# Task directions
Please print all of the material below, word for word.

[Records from a collection]
+---+

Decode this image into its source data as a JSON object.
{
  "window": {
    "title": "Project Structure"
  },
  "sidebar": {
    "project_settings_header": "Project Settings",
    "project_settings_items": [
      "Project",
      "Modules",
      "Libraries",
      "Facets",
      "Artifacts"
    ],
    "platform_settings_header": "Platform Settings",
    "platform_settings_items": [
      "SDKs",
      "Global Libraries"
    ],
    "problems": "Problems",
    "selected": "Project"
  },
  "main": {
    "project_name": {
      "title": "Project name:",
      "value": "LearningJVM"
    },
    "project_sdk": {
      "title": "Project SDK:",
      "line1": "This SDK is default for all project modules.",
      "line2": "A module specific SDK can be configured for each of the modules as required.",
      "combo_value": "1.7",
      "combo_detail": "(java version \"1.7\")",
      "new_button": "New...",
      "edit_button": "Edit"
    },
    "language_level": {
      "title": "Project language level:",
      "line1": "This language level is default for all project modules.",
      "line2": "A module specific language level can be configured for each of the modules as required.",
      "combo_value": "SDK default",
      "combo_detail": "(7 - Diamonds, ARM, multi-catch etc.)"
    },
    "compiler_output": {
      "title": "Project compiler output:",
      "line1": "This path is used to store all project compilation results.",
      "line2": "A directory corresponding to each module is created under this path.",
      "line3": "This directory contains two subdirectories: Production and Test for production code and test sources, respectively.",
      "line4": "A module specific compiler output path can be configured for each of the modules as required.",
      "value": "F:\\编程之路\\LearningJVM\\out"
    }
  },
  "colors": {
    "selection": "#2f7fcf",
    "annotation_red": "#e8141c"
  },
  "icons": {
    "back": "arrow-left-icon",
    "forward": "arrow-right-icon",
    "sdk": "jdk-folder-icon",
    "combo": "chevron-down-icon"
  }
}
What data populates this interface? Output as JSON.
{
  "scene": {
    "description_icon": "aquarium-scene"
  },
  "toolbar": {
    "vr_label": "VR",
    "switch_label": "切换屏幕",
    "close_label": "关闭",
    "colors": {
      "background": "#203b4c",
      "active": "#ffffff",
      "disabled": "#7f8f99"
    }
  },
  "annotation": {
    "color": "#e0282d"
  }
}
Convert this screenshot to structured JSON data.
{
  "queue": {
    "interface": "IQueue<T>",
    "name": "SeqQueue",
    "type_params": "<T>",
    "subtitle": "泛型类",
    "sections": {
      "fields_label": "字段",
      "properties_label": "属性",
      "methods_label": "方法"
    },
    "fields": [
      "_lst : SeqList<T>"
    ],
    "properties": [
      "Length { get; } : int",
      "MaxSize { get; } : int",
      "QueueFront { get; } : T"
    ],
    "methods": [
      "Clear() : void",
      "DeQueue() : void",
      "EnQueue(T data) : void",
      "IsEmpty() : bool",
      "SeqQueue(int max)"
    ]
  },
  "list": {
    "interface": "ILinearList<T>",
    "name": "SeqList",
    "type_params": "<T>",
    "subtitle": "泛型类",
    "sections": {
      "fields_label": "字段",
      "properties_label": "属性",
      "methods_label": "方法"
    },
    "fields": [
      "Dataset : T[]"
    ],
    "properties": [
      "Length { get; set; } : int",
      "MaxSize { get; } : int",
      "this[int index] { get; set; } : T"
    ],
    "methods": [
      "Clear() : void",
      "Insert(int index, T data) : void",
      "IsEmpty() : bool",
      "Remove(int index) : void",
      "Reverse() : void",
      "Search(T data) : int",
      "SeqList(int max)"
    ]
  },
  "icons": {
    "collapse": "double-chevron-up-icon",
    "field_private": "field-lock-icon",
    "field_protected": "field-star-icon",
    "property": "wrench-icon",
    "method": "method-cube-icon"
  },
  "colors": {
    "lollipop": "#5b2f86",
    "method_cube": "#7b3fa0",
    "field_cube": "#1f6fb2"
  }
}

+---+

# Full solution
Decode this image into its source data as a JSON object.
{
  "window": {
    "title": "Project Structure"
  },
  "sidebar": {
    "project_settings_header": "Project Settings",
    "project_settings_items": [
      "Project",
      "Modules",
      "Libraries",
      "Facets",
      "Artifacts"
    ],
    "platform_settings_header": "Platform Settings",
    "platform_settings_items": [
      "SDKs",
      "Global Libraries"
    ],
    "problems": "Problems",
    "selected": "Project"
  },
  "main": {
    "project_name": {
      "title": "Project name:",
      "value": "LearningJVM"
    },
    "project_sdk": {
      "title": "Project SDK:",
      "line1": "This SDK is default for all project modules.",
      "line2": "A module specific SDK can be configured for each of the modules as required.",
      "combo_value": "1.7",
      "combo_detail": "(java version \"1.7\")",
      "new_button": "New...",
      "edit_button": "Edit"
    },
    "language_level": {
      "title": "Project language level:",
      "line1": "This language level is default for all project modules.",
      "line2": "A module specific language level can be configured for each of the modules as required.",
      "combo_value": "SDK default",
      "combo_detail": "(7 - Diamonds, ARM, multi-catch etc.)"
    },
    "compiler_output": {
      "title": "Project compiler output:",
      "line1": "This path is used to store all project compilation results.",
      "line2": "A directory corresponding to each module is created under this path.",
      "line3": "This directory contains two subdirectories: Production and Test for production code and test sources, respectively.",
      "line4": "A module specific compiler output path can be configured for each of the modules as required.",
      "value": "F:\\编程之路\\LearningJVM\\out"
    }
  },
  "colors": {
    "selection": "#2f7fcf",
    "annotation_red": "#e8141c"
  },
  "icons": {
    "back": "arrow-left-icon",
    "forward": "arrow-right-icon",
    "sdk": "jdk-folder-icon",
    "combo": "chevron-down-icon"
  }
}
What data populates this interface? Output as JSON.
{
  "scene": {
    "description_icon": "aquarium-scene"
  },
  "toolbar": {
    "vr_label": "VR",
    "switch_label": "切换屏幕",
    "close_label": "关闭",
    "colors": {
      "background": "#203b4c",
      "active": "#ffffff",
      "disabled": "#7f8f99"
    }
  },
  "annotation": {
    "color": "#e0282d"
  }
}
Convert this screenshot to structured JSON data.
{
  "queue": {
    "interface": "IQueue<T>",
    "name": "SeqQueue",
    "type_params": "<T>",
    "subtitle": "泛型类",
    "sections": {
      "fields_label": "字段",
      "properties_label": "属性",
      "methods_label": "方法"
    },
    "fields": [
      "_lst : SeqList<T>"
    ],
    "properties": [
      "Length { get; } : int",
      "MaxSize { get; } : int",
      "QueueFront { get; } : T"
    ],
    "methods": [
      "Clear() : void",
      "DeQueue() : void",
      "EnQueue(T data) : void",
      "IsEmpty() : bool",
      "SeqQueue(int max)"
    ]
  },
  "list": {
    "interface": "ILinearList<T>",
    "name": "SeqList",
    "type_params": "<T>",
    "subtitle": "泛型类",
    "sections": {
      "fields_label": "字段",
      "properties_label": "属性",
      "methods_label": "方法"
    },
    "fields": [
      "Dataset : T[]"
    ],
    "properties": [
      "Length { get; set; } : int",
      "MaxSize { get; } : int",
      "this[int index] { get; set; } : T"
    ],
    "methods": [
      "Clear() : void",
      "Insert(int index, T data) : void",
      "IsEmpty() : bool",
      "Remove(int index) : void",
      "Reverse() : void",
      "Search(T data) : int",
      "SeqList(int max)"
    ]
  },
  "icons": {
    "collapse": "double-chevron-up-icon",
    "field_private": "field-lock-icon",
    "field_protected": "field-star-icon",
    "property": "wrench-icon",
    "method": "method-cube-icon"
  },
  "colors": {
    "lollipop": "#5b2f86",
    "method_cube": "#7b3fa0",
    "field_cube": "#1f6fb2"
  }
}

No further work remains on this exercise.